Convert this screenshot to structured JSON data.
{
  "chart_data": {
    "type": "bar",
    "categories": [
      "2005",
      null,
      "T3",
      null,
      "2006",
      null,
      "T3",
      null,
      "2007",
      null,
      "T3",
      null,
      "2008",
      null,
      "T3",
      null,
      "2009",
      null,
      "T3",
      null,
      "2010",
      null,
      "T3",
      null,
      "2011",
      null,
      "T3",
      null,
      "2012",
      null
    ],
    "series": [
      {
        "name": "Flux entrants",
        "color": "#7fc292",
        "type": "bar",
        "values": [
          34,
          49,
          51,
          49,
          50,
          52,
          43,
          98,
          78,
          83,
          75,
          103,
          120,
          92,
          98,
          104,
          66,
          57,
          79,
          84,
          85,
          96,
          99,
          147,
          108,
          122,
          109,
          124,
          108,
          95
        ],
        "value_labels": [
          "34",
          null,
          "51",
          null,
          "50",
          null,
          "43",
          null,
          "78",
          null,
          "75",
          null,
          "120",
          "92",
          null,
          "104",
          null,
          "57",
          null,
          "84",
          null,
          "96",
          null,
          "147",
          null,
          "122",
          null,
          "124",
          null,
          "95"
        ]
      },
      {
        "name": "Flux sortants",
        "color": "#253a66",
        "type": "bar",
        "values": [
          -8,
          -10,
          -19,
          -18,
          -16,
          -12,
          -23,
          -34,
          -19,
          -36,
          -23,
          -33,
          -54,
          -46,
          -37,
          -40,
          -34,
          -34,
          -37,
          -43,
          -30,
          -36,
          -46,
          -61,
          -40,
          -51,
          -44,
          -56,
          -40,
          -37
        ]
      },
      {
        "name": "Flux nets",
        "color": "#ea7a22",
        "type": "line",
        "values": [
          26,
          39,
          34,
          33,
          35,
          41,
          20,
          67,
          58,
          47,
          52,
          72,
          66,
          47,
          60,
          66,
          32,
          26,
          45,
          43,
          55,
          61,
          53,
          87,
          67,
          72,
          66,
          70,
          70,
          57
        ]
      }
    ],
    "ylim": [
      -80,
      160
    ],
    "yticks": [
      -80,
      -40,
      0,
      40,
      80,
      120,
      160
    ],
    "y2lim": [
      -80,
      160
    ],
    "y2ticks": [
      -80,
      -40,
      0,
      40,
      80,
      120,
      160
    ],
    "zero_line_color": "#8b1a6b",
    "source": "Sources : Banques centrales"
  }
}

^^^^

State how many lines of the listing above hold the word "Flux", with nothing but the number.

**SOLUTION FOR THIS PROBLEM:** 3